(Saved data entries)
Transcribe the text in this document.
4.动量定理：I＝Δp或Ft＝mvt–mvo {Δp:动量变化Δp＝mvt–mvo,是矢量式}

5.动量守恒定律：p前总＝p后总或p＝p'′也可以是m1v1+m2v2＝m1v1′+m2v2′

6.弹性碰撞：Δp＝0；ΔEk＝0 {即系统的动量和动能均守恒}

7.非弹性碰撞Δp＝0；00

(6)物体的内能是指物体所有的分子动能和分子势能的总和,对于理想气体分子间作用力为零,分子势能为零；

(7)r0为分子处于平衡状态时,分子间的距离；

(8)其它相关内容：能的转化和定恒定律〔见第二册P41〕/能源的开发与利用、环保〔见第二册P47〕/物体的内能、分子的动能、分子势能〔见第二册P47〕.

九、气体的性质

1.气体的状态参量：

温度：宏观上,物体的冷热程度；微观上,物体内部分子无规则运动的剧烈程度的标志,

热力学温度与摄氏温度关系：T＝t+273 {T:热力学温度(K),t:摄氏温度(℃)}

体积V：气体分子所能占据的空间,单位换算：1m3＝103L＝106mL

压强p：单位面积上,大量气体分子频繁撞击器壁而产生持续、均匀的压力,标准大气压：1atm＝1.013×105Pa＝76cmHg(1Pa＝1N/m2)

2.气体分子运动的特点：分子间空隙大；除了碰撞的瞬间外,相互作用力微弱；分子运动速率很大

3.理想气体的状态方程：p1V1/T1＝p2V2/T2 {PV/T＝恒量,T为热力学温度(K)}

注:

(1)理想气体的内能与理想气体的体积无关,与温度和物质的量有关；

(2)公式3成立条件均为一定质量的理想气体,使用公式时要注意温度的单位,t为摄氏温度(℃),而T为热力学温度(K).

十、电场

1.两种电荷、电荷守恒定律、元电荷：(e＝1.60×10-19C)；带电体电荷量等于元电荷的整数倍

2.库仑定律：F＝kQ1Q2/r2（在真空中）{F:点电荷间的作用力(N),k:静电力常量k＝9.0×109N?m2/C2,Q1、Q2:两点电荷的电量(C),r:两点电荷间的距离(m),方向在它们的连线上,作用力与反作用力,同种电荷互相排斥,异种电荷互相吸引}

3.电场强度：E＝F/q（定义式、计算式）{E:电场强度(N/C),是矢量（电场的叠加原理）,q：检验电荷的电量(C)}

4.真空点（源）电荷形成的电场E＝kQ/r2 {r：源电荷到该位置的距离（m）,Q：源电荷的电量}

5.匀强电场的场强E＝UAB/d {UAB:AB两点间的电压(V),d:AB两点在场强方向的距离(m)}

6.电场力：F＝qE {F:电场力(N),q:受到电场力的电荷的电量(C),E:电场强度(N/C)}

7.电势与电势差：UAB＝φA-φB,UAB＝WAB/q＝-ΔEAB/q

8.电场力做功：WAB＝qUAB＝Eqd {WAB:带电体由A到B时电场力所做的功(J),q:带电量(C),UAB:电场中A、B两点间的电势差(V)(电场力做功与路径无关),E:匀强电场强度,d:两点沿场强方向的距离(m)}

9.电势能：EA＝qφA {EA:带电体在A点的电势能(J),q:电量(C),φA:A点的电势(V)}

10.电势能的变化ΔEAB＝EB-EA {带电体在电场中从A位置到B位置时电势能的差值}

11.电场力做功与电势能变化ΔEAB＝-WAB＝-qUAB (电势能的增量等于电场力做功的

* Problem requirements
Copy out all lines above that include the string "qUAB".

* Written solution
8.电场力做功：WAB＝qUAB＝Eqd {WAB:带电体由A到B时电场力所做的功(J),q:带电量(C),UAB:电场中A、B两点间的电势差(V)(电场力做功与路径无关),E:匀强电场强度,d:两点沿场强方向的距离(m)}
11.电场力做功与电势能变化ΔEAB＝-WAB＝-qUAB (电势能的增量等于电场力做功的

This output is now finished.